--- TASK TO CARRY OUT ---
In your copy, repeat the records exactly and leave out the pictures.

Dataset records:
......

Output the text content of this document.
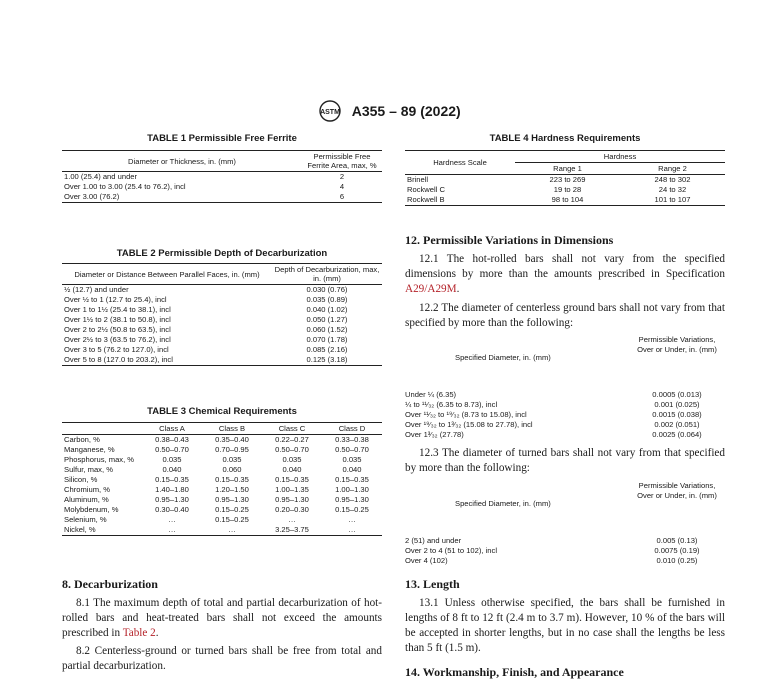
ASTM A355 – 89 (2022)
TABLE 1 Permissible Free Ferrite
Diameter or Thickness, in. (mm)	Permissible Free Ferrite Area, max, %
1.00 (25.4) and under	2
Over 1.00 to 3.00 (25.4 to 76.2), incl	4
Over 3.00 (76.2)	6
TABLE 2 Permissible Depth of Decarburization
Diameter or Distance Between Parallel Faces, in. (mm)	Depth of Decarburization, max, in. (mm)
½ (12.7) and under	0.030 (0.76)
Over ½ to 1 (12.7 to 25.4), incl	0.035 (0.89)
Over 1 to 1½ (25.4 to 38.1), incl	0.040 (1.02)
Over 1½ to 2 (38.1 to 50.8), incl	0.050 (1.27)
Over 2 to 2½ (50.8 to 63.5), incl	0.060 (1.52)
Over 2½ to 3 (63.5 to 76.2), incl	0.070 (1.78)
Over 3 to 5 (76.2 to 127.0), incl	0.085 (2.16)
Over 5 to 8 (127.0 to 203.2), incl	0.125 (3.18)
TABLE 3 Chemical Requirements
	Class A	Class B	Class C	Class D
Carbon, %	0.38–0.43	0.35–0.40	0.22–0.27	0.33–0.38
Manganese, %	0.50–0.70	0.70–0.95	0.50–0.70	0.50–0.70
Phosphorus, max, %	0.035	0.035	0.035	0.035
Sulfur, max, %	0.040	0.060	0.040	0.040
Silicon, %	0.15–0.35	0.15–0.35	0.15–0.35	0.15–0.35
Chromium, %	1.40–1.80	1.20–1.50	1.00–1.35	1.00–1.30
Aluminum, %	0.95–1.30	0.95–1.30	0.95–1.30	0.95–1.30
Molybdenum, %	0.30–0.40	0.15–0.25	0.20–0.30	0.15–0.25
Selenium, %	…	0.15–0.25	…	…
Nickel, %	…	…	3.25–3.75	…
8. Decarburization
8.1 The maximum depth of total and partial decarburization of hot-rolled bars and heat-treated bars shall not exceed the amounts prescribed in Table 2.
8.2 Centerless-ground or turned bars shall be free from total and partial decarburization.
TABLE 4 Hardness Requirements
Hardness Scale	Hardness	
	Range 1	Range 2
Brinell	223 to 269	248 to 302
Rockwell C	19 to 28	24 to 32
Rockwell B	98 to 104	101 to 107
12. Permissible Variations in Dimensions
12.1 The hot-rolled bars shall not vary from the specified dimensions by more than the amounts prescribed in Specification A29/A29M.
12.2 The diameter of centerless ground bars shall not vary from that specified by more than the following:
Specified Diameter, in. (mm)
Permissible Variations, Over or Under, in. (mm)
Under ¼ (6.35)	0.0005 (0.013)
¼ to ¹¹⁄₃₂ (6.35 to 8.73), incl	0.001 (0.025)
Over ¹¹⁄₃₂ to ¹⁹⁄₃₂ (8.73 to 15.08), incl	0.0015 (0.038)
Over ¹⁹⁄₃₂ to 1³⁄₃₂ (15.08 to 27.78), incl	0.002 (0.051)
Over 1³⁄₃₂ (27.78)	0.0025 (0.064)
12.3 The diameter of turned bars shall not vary from that specified by more than the following:
Specified Diameter, in. (mm)
Permissible Variations, Over or Under, in. (mm)
2 (51) and under	0.005 (0.13)
Over 2 to 4 (51 to 102), incl	0.0075 (0.19)
Over 4 (102)	0.010 (0.25)
13. Length
13.1 Unless otherwise specified, the bars shall be furnished in lengths of 8 ft to 12 ft (2.4 m to 3.7 m). However, 10 % of the bars will be accepted in shorter lengths, but in no case shall the lengths be less than 5 ft (1.5 m).
14. Workmanship, Finish, and Appearance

......

--- OUTPUT OF THE TASK ---
Output the text content of this document.
ASTM A355 – 89 (2022)
TABLE 1 Permissible Free Ferrite
Diameter or Thickness, in. (mm)	Permissible Free Ferrite Area, max, %
1.00 (25.4) and under	2
Over 1.00 to 3.00 (25.4 to 76.2), incl	4
Over 3.00 (76.2)	6
TABLE 2 Permissible Depth of Decarburization
Diameter or Distance Between Parallel Faces, in. (mm)	Depth of Decarburization, max, in. (mm)
½ (12.7) and under	0.030 (0.76)
Over ½ to 1 (12.7 to 25.4), incl	0.035 (0.89)
Over 1 to 1½ (25.4 to 38.1), incl	0.040 (1.02)
Over 1½ to 2 (38.1 to 50.8), incl	0.050 (1.27)
Over 2 to 2½ (50.8 to 63.5), incl	0.060 (1.52)
Over 2½ to 3 (63.5 to 76.2), incl	0.070 (1.78)
Over 3 to 5 (76.2 to 127.0), incl	0.085 (2.16)
Over 5 to 8 (127.0 to 203.2), incl	0.125 (3.18)
TABLE 3 Chemical Requirements
	Class A	Class B	Class C	Class D
Carbon, %	0.38–0.43	0.35–0.40	0.22–0.27	0.33–0.38
Manganese, %	0.50–0.70	0.70–0.95	0.50–0.70	0.50–0.70
Phosphorus, max, %	0.035	0.035	0.035	0.035
Sulfur, max, %	0.040	0.060	0.040	0.040
Silicon, %	0.15–0.35	0.15–0.35	0.15–0.35	0.15–0.35
Chromium, %	1.40–1.80	1.20–1.50	1.00–1.35	1.00–1.30
Aluminum, %	0.95–1.30	0.95–1.30	0.95–1.30	0.95–1.30
Molybdenum, %	0.30–0.40	0.15–0.25	0.20–0.30	0.15–0.25
Selenium, %	…	0.15–0.25	…	…
Nickel, %	…	…	3.25–3.75	…
8. Decarburization
8.1 The maximum depth of total and partial decarburization of hot-rolled bars and heat-treated bars shall not exceed the amounts prescribed in Table 2.
8.2 Centerless-ground or turned bars shall be free from total and partial decarburization.
TABLE 4 Hardness Requirements
Hardness Scale	Hardness	
	Range 1	Range 2
Brinell	223 to 269	248 to 302
Rockwell C	19 to 28	24 to 32
Rockwell B	98 to 104	101 to 107
12. Permissible Variations in Dimensions
12.1 The hot-rolled bars shall not vary from the specified dimensions by more than the amounts prescribed in Specification A29/A29M.
12.2 The diameter of centerless ground bars shall not vary from that specified by more than the following:
Specified Diameter, in. (mm)
Permissible Variations, Over or Under, in. (mm)
Under ¼ (6.35)	0.0005 (0.013)
¼ to ¹¹⁄₃₂ (6.35 to 8.73), incl	0.001 (0.025)
Over ¹¹⁄₃₂ to ¹⁹⁄₃₂ (8.73 to 15.08), incl	0.0015 (0.038)
Over ¹⁹⁄₃₂ to 1³⁄₃₂ (15.08 to 27.78), incl	0.002 (0.051)
Over 1³⁄₃₂ (27.78)	0.0025 (0.064)
12.3 The diameter of turned bars shall not vary from that specified by more than the following:
Specified Diameter, in. (mm)
Permissible Variations, Over or Under, in. (mm)
2 (51) and under	0.005 (0.13)
Over 2 to 4 (51 to 102), incl	0.0075 (0.19)
Over 4 (102)	0.010 (0.25)
13. Length
13.1 Unless otherwise specified, the bars shall be furnished in lengths of 8 ft to 12 ft (2.4 m to 3.7 m). However, 10 % of the bars will be accepted in shorter lengths, but in no case shall the lengths be less than 5 ft (1.5 m).
14. Workmanship, Finish, and Appearance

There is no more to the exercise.